TASK OBJECTIVE => An exact reproduction of the records is required, with all images left out.

Entries from a dataset

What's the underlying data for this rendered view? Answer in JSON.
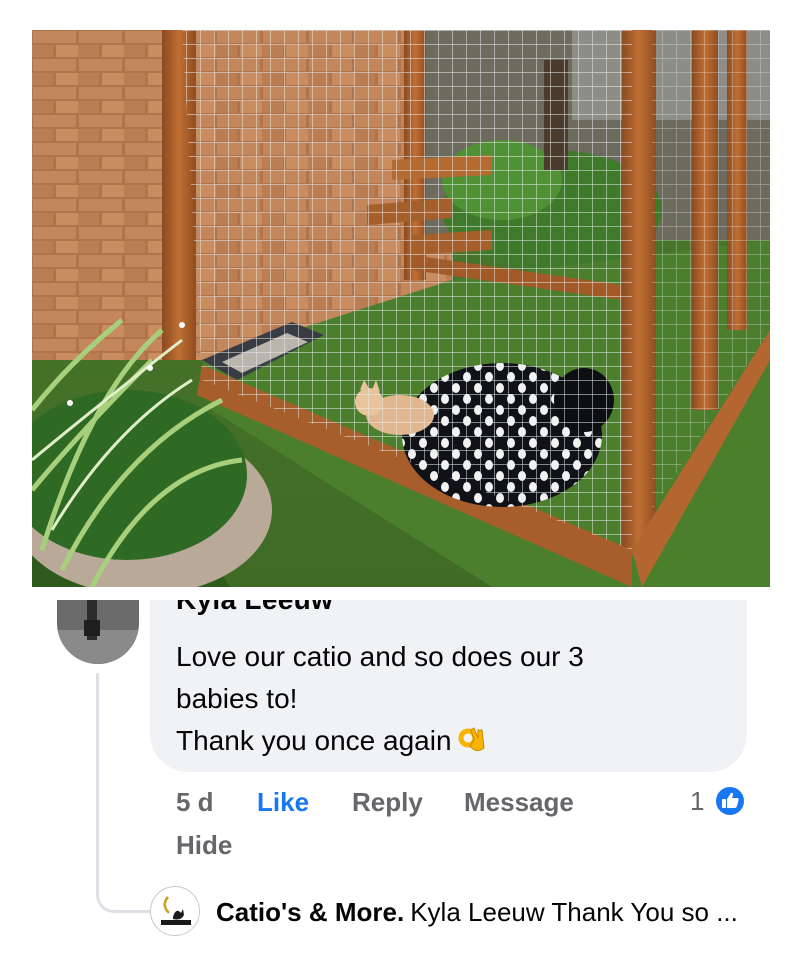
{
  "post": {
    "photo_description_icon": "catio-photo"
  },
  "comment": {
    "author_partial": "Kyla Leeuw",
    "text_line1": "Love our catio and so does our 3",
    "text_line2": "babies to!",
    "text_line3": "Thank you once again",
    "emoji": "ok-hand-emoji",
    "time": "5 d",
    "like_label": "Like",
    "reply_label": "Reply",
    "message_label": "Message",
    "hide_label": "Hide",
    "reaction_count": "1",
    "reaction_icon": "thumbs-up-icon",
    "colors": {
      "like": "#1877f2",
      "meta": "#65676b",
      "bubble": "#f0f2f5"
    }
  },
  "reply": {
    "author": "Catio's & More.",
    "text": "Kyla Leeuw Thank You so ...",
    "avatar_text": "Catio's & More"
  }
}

ANSWER FOR THE TASK =>
What's the underlying data for this rendered view? Answer in JSON.
{
  "post": {
    "photo_description_icon": "catio-photo"
  },
  "comment": {
    "author_partial": "Kyla Leeuw",
    "text_line1": "Love our catio and so does our 3",
    "text_line2": "babies to!",
    "text_line3": "Thank you once again",
    "emoji": "ok-hand-emoji",
    "time": "5 d",
    "like_label": "Like",
    "reply_label": "Reply",
    "message_label": "Message",
    "hide_label": "Hide",
    "reaction_count": "1",
    "reaction_icon": "thumbs-up-icon",
    "colors": {
      "like": "#1877f2",
      "meta": "#65676b",
      "bubble": "#f0f2f5"
    }
  },
  "reply": {
    "author": "Catio's & More.",
    "text": "Kyla Leeuw Thank You so ...",
    "avatar_text": "Catio's & More"
  }
}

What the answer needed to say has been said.